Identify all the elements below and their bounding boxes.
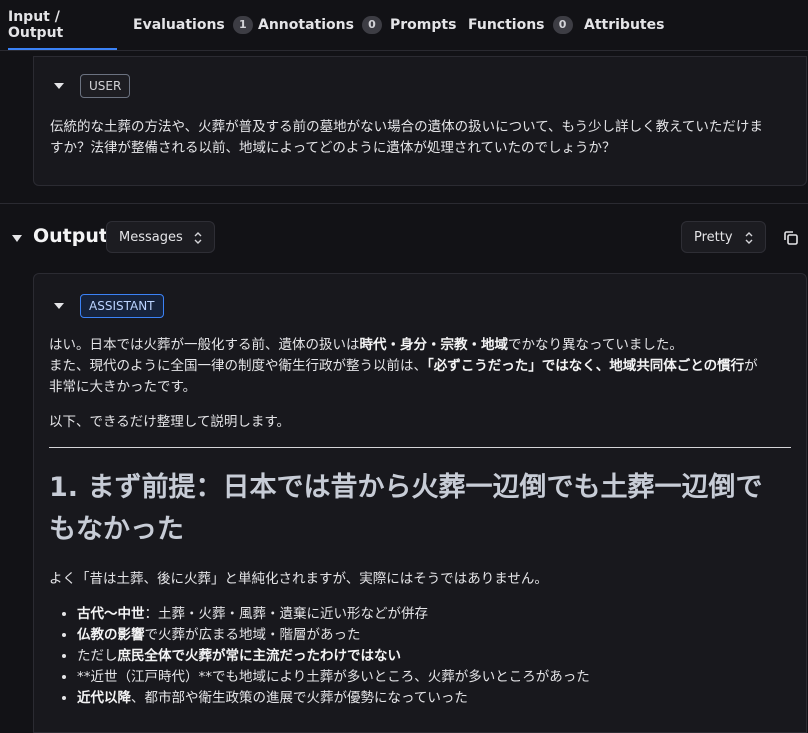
list-item: **近世（江戸時代）**でも地域により土葬が多いところ、火葬が多いところがあった	[77, 667, 799, 688]
text-span: ：土葬・火葬・風葬・遺棄に近い形などが併存	[144, 606, 429, 622]
bold-text: 庶民全体で火葬が常に主流だったわけではない	[117, 648, 402, 664]
section-divider	[0, 203, 808, 204]
text-span: ただし	[77, 648, 118, 664]
count-badge: 0	[361, 16, 382, 34]
tab-label: Annotations	[258, 17, 354, 33]
bold-text: 古代〜中世	[77, 606, 145, 622]
list-item: 古代〜中世：土葬・火葬・風葬・遺棄に近い形などが併存	[77, 604, 799, 625]
tab-functions[interactable]: Functions 0	[468, 0, 573, 50]
up-down-chevron-icon	[194, 232, 202, 244]
assistant-paragraph-3: 以下、できるだけ整理して説明します。	[49, 414, 290, 430]
list-item: 仏教の影響で火葬が広まる地域・階層があった	[77, 625, 799, 646]
text-span: 、都市部や衛生政策の進展で火葬が優勢になっていった	[131, 690, 468, 706]
assistant-paragraph-1: はい。日本では火葬が一般化する前、遺体の扱いは時代・身分・宗教・地域でかなり異な…	[49, 335, 799, 356]
text-span: また、現代のように全国一律の制度や衛生行政が整う以前は、	[49, 358, 427, 374]
render-select[interactable]: Pretty	[681, 221, 766, 253]
heading-line: もなかった	[49, 514, 184, 545]
tab-attributes[interactable]: Attributes	[584, 0, 664, 50]
user-message-card: USER 伝統的な土葬の方法や、火葬が普及する前の墓地がない場合の遺体の扱いにつ…	[33, 56, 807, 186]
collapse-caret-icon[interactable]	[54, 303, 64, 309]
user-message-line: すか？法律が整備される以前、地域によってどのように遺体が処理されていたのでしょう…	[50, 140, 616, 156]
user-role-tag: USER	[80, 74, 131, 98]
count-badge: 0	[552, 16, 573, 34]
tab-evaluations[interactable]: Evaluations 1	[133, 0, 253, 50]
text-span: が	[744, 358, 758, 374]
bullet-list: 古代〜中世：土葬・火葬・風葬・遺棄に近い形などが併存 仏教の影響で火葬が広まる地…	[49, 604, 799, 709]
format-select[interactable]: Messages	[106, 221, 215, 253]
text-span: はい。日本では火葬が一般化する前、遺体の扱いは	[49, 337, 360, 353]
assistant-paragraph-4: よく「昔は土葬、後に火葬」と単純化されますが、実際にはそうではありません。	[49, 571, 548, 587]
tab-prompts[interactable]: Prompts	[390, 0, 456, 50]
tab-input-output[interactable]: Input / Output	[8, 0, 117, 50]
text-span: でかなり異なっていました。	[508, 337, 683, 353]
tab-annotations[interactable]: Annotations 0	[258, 0, 382, 50]
assistant-paragraph-2: また、現代のように全国一律の制度や衛生行政が整う以前は、「必ずこうだった」ではな…	[49, 356, 799, 398]
user-message-line: 伝統的な土葬の方法や、火葬が普及する前の墓地がない場合の遺体の扱いについて、もう…	[50, 119, 763, 135]
output-collapse-caret-icon[interactable]	[12, 235, 22, 242]
list-item: 近代以降、都市部や衛生政策の進展で火葬が優勢になっていった	[77, 688, 799, 709]
bold-text: 仏教の影響	[77, 627, 145, 643]
user-role-row: USER	[54, 74, 131, 98]
text-span: 非常に大きかったです。	[49, 379, 197, 395]
output-title: Output	[33, 225, 108, 247]
copy-icon[interactable]	[782, 229, 800, 247]
bold-text: 時代・身分・宗教・地域	[359, 337, 509, 353]
up-down-chevron-icon	[745, 232, 753, 244]
collapse-caret-icon[interactable]	[54, 83, 64, 89]
tab-bar: Input / Output Evaluations 1 Annotations…	[0, 0, 808, 51]
tab-label: Functions	[468, 17, 545, 33]
bold-text: 「必ずこうだった」ではなく、地域共同体ごとの慣行	[427, 358, 745, 374]
heading-line: 1. まず前提：日本では昔から火葬一辺倒でも土葬一辺倒で	[49, 472, 763, 503]
user-message-text: 伝統的な土葬の方法や、火葬が普及する前の墓地がない場合の遺体の扱いについて、もう…	[50, 117, 808, 159]
section-heading: 1. まず前提：日本では昔から火葬一辺倒でも土葬一辺倒で もなかった	[49, 467, 799, 551]
tab-label: Prompts	[390, 17, 457, 33]
assistant-role-tag: ASSISTANT	[80, 294, 164, 318]
assistant-role-row: ASSISTANT	[54, 294, 164, 318]
list-item: ただし庶民全体で火葬が常に主流だったわけではない	[77, 646, 799, 667]
format-select-value: Messages	[119, 229, 183, 245]
tab-label: Input / Output	[8, 9, 64, 41]
tab-label: Evaluations	[133, 17, 225, 33]
bold-text: 近代以降	[77, 690, 131, 706]
text-span: で火葬が広まる地域・階層があった	[144, 627, 361, 643]
render-select-value: Pretty	[694, 229, 733, 245]
horizontal-rule	[49, 447, 791, 448]
text-span: **近世（江戸時代）**でも地域により土葬が多いところ、火葬が多いところがあった	[77, 669, 590, 685]
tab-label: Attributes	[584, 17, 665, 33]
count-badge: 1	[232, 16, 253, 34]
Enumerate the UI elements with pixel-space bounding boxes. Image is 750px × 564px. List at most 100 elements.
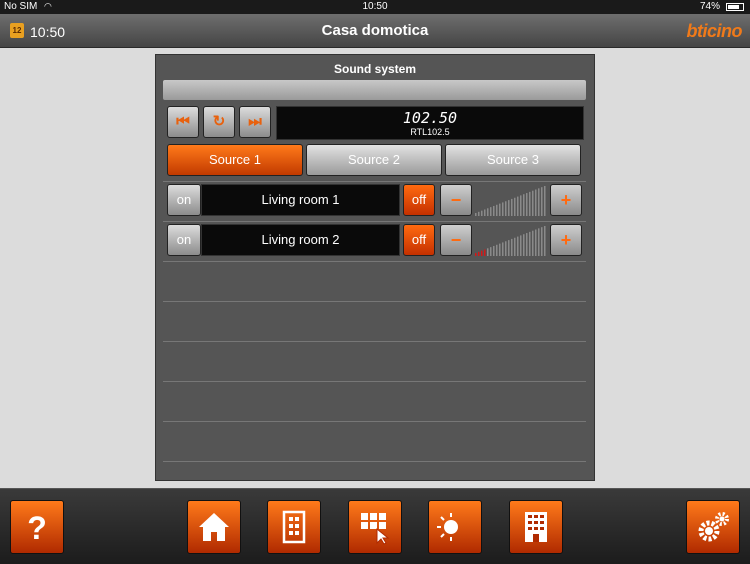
source-2-button[interactable]: Source 2 bbox=[306, 144, 442, 176]
volume-bar bbox=[526, 193, 528, 216]
volume-bar bbox=[538, 228, 540, 256]
volume-down-button[interactable]: − bbox=[440, 184, 472, 216]
volume-bar bbox=[514, 197, 516, 216]
volume-bar bbox=[532, 230, 534, 256]
repeat-icon: ↻ bbox=[212, 113, 226, 130]
volume-bar bbox=[502, 202, 504, 216]
volume-up-button[interactable]: + bbox=[550, 184, 582, 216]
divider bbox=[163, 261, 586, 262]
volume-bar bbox=[505, 201, 507, 216]
volume-bar bbox=[532, 190, 534, 216]
volume-bar bbox=[538, 188, 540, 216]
volume-bar bbox=[520, 235, 522, 256]
volume-bar bbox=[544, 226, 546, 256]
panel-strip bbox=[163, 80, 586, 100]
page-title: Casa domotica bbox=[321, 22, 429, 39]
previous-icon: ⏮ bbox=[176, 113, 190, 130]
volume-bar bbox=[523, 194, 525, 216]
status-bar: No SIM ◠ 10:50 74% bbox=[0, 0, 750, 14]
next-track-button[interactable]: ⏭ bbox=[239, 106, 271, 138]
volume-bar bbox=[490, 207, 492, 216]
volume-bar bbox=[484, 249, 486, 256]
volume-bar bbox=[481, 250, 483, 256]
repeat-button[interactable]: ↻ bbox=[203, 106, 235, 138]
sun-moon-icon bbox=[437, 513, 471, 541]
volume-bar bbox=[511, 238, 513, 256]
volume-bar bbox=[508, 240, 510, 256]
volume-bar bbox=[529, 191, 531, 216]
volume-bar bbox=[541, 187, 543, 216]
next-icon: ⏭ bbox=[248, 113, 262, 130]
zone-row: on Living room 1 off − + bbox=[163, 184, 586, 218]
volume-bar bbox=[478, 251, 480, 256]
status-time: 10:50 bbox=[362, 1, 388, 12]
volume-bar bbox=[529, 231, 531, 256]
volume-bar bbox=[502, 242, 504, 256]
door-button[interactable] bbox=[267, 500, 321, 554]
volume-bar bbox=[520, 195, 522, 216]
tuner-frequency: 102.50 bbox=[402, 109, 458, 127]
divider bbox=[163, 421, 586, 422]
volume-bar bbox=[523, 234, 525, 256]
volume-bar bbox=[496, 244, 498, 256]
building-button[interactable] bbox=[509, 500, 563, 554]
divider bbox=[163, 461, 586, 462]
volume-bar bbox=[496, 204, 498, 216]
help-button[interactable]: ? bbox=[10, 500, 64, 554]
home-icon bbox=[199, 513, 229, 541]
divider bbox=[163, 181, 586, 182]
volume-up-button[interactable]: + bbox=[550, 224, 582, 256]
volume-bar bbox=[505, 241, 507, 256]
plus-icon: + bbox=[560, 190, 572, 210]
zone-on-button[interactable]: on bbox=[167, 184, 201, 216]
zone-name: Living room 1 bbox=[201, 184, 400, 216]
brand-logo: bticino bbox=[686, 21, 743, 41]
battery-percent: 74% bbox=[699, 1, 720, 12]
sound-system-panel: Sound system ⏮ ↻ ⏭ 102.50 RTL102.5 Sourc… bbox=[155, 54, 595, 481]
volume-bar bbox=[517, 236, 519, 256]
zone-on-button[interactable]: on bbox=[167, 224, 201, 256]
volume-meter[interactable] bbox=[475, 226, 547, 256]
door-icon bbox=[282, 510, 306, 544]
divider bbox=[163, 221, 586, 222]
battery-icon bbox=[726, 3, 744, 11]
volume-bar bbox=[487, 248, 489, 256]
volume-bar bbox=[508, 200, 510, 216]
volume-bar bbox=[475, 213, 477, 216]
volume-bar bbox=[535, 229, 537, 256]
settings-button[interactable] bbox=[686, 500, 740, 554]
volume-down-button[interactable]: − bbox=[440, 224, 472, 256]
minus-icon: − bbox=[450, 230, 462, 250]
home-button[interactable] bbox=[187, 500, 241, 554]
volume-bar bbox=[481, 210, 483, 216]
volume-bar bbox=[499, 203, 501, 216]
volume-bar bbox=[511, 198, 513, 216]
source-3-button[interactable]: Source 3 bbox=[445, 144, 581, 176]
volume-bar bbox=[526, 233, 528, 256]
volume-bar bbox=[514, 237, 516, 256]
scenario-button[interactable] bbox=[428, 500, 482, 554]
divider bbox=[163, 341, 586, 342]
volume-bar bbox=[490, 247, 492, 256]
volume-meter[interactable] bbox=[475, 186, 547, 216]
volume-bar bbox=[544, 186, 546, 216]
tuner-display: 102.50 RTL102.5 bbox=[276, 106, 584, 140]
bottom-nav: ? bbox=[0, 488, 750, 564]
keypad-icon bbox=[361, 513, 390, 545]
zone-row: on Living room 2 off − + bbox=[163, 224, 586, 258]
zone-name: Living room 2 bbox=[201, 224, 400, 256]
help-icon: ? bbox=[27, 510, 47, 545]
volume-bar bbox=[541, 227, 543, 256]
settings-icon bbox=[698, 512, 729, 542]
divider bbox=[163, 381, 586, 382]
zone-off-button[interactable]: off bbox=[403, 224, 435, 256]
previous-track-button[interactable]: ⏮ bbox=[167, 106, 199, 138]
app-header: 12 10:50 Casa domotica bticino bbox=[0, 14, 750, 48]
keypad-button[interactable] bbox=[348, 500, 402, 554]
zone-off-button[interactable]: off bbox=[403, 184, 435, 216]
plus-icon: + bbox=[560, 230, 572, 250]
source-1-button[interactable]: Source 1 bbox=[167, 144, 303, 176]
tuner-station: RTL102.5 bbox=[410, 127, 450, 137]
panel-title: Sound system bbox=[333, 62, 417, 76]
volume-bar bbox=[478, 211, 480, 216]
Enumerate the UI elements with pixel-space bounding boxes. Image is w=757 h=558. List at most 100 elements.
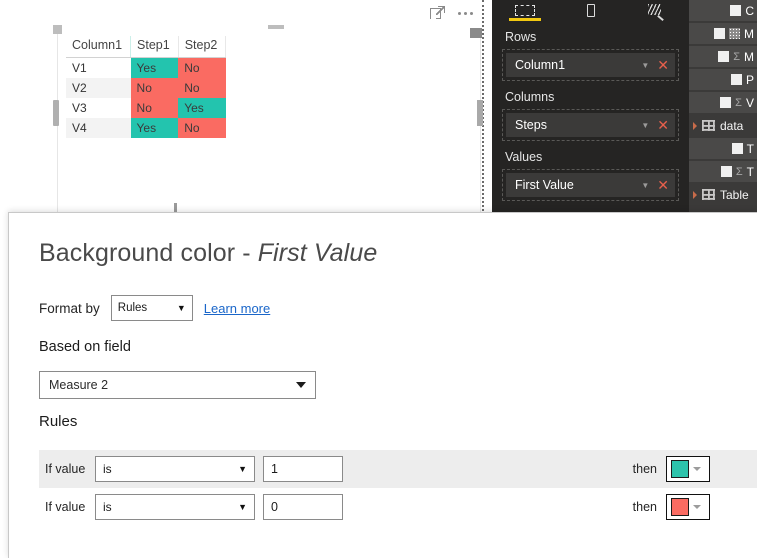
□ □ □ □ □ □ □
# To be done
Reproduce verbatim the lines of the listing above from the line containing "667, 799, 688]" through the line containing "0, 382, 50]", including both of those lines.

# Written answer
list-item: **近世（江戸時代）**でも地域により土葬が多いところ、火葬が多いところがあった	[77, 667, 799, 688]
text-span: ：土葬・火葬・風葬・遺棄に近い形などが併存	[144, 606, 429, 622]
bold-text: 庶民全体で火葬が常に主流だったわけではない	[117, 648, 402, 664]
section-divider	[0, 203, 808, 204]
text-span: ただし	[77, 648, 118, 664]
count-badge: 0	[361, 16, 382, 34]
tab-label: Annotations	[258, 17, 354, 33]
bold-text: 古代〜中世	[77, 606, 145, 622]
list-item: 古代〜中世：土葬・火葬・風葬・遺棄に近い形などが併存	[77, 604, 799, 625]
tab-functions[interactable]: Functions 0	[468, 0, 573, 50]
up-down-chevron-icon	[194, 232, 202, 244]
assistant-paragraph-3: 以下、できるだけ整理して説明します。	[49, 414, 290, 430]
list-item: 仏教の影響で火葬が広まる地域・階層があった	[77, 625, 799, 646]
text-span: 、都市部や衛生政策の進展で火葬が優勢になっていった	[131, 690, 468, 706]
assistant-paragraph-1: はい。日本では火葬が一般化する前、遺体の扱いは時代・身分・宗教・地域でかなり異な…	[49, 335, 799, 356]
text-span: また、現代のように全国一律の制度や衛生行政が整う以前は、	[49, 358, 427, 374]
render-select[interactable]: Pretty	[681, 221, 766, 253]
heading-line: もなかった	[49, 514, 184, 545]
tab-attributes[interactable]: Attributes	[584, 0, 664, 50]
user-message-card: USER 伝統的な土葬の方法や、火葬が普及する前の墓地がない場合の遺体の扱いにつ…	[33, 56, 807, 186]
collapse-caret-icon[interactable]	[54, 303, 64, 309]
user-message-line: すか？法律が整備される以前、地域によってどのように遺体が処理されていたのでしょう…	[50, 140, 616, 156]
user-role-tag: USER	[80, 74, 131, 98]
count-badge: 0	[552, 16, 573, 34]
tab-evaluations[interactable]: Evaluations 1	[133, 0, 253, 50]
text-span: が	[744, 358, 758, 374]
bullet-list: 古代〜中世：土葬・火葬・風葬・遺棄に近い形などが併存 仏教の影響で火葬が広まる地…	[49, 604, 799, 709]
format-select[interactable]: Messages	[106, 221, 215, 253]
text-span: はい。日本では火葬が一般化する前、遺体の扱いは	[49, 337, 360, 353]
assistant-paragraph-4: よく「昔は土葬、後に火葬」と単純化されますが、実際にはそうではありません。	[49, 571, 548, 587]
tab-prompts[interactable]: Prompts	[390, 0, 456, 50]
tab-input-output[interactable]: Input / Output	[8, 0, 117, 50]
text-span: でかなり異なっていました。	[508, 337, 683, 353]
tab-annotations[interactable]: Annotations 0	[258, 0, 382, 50]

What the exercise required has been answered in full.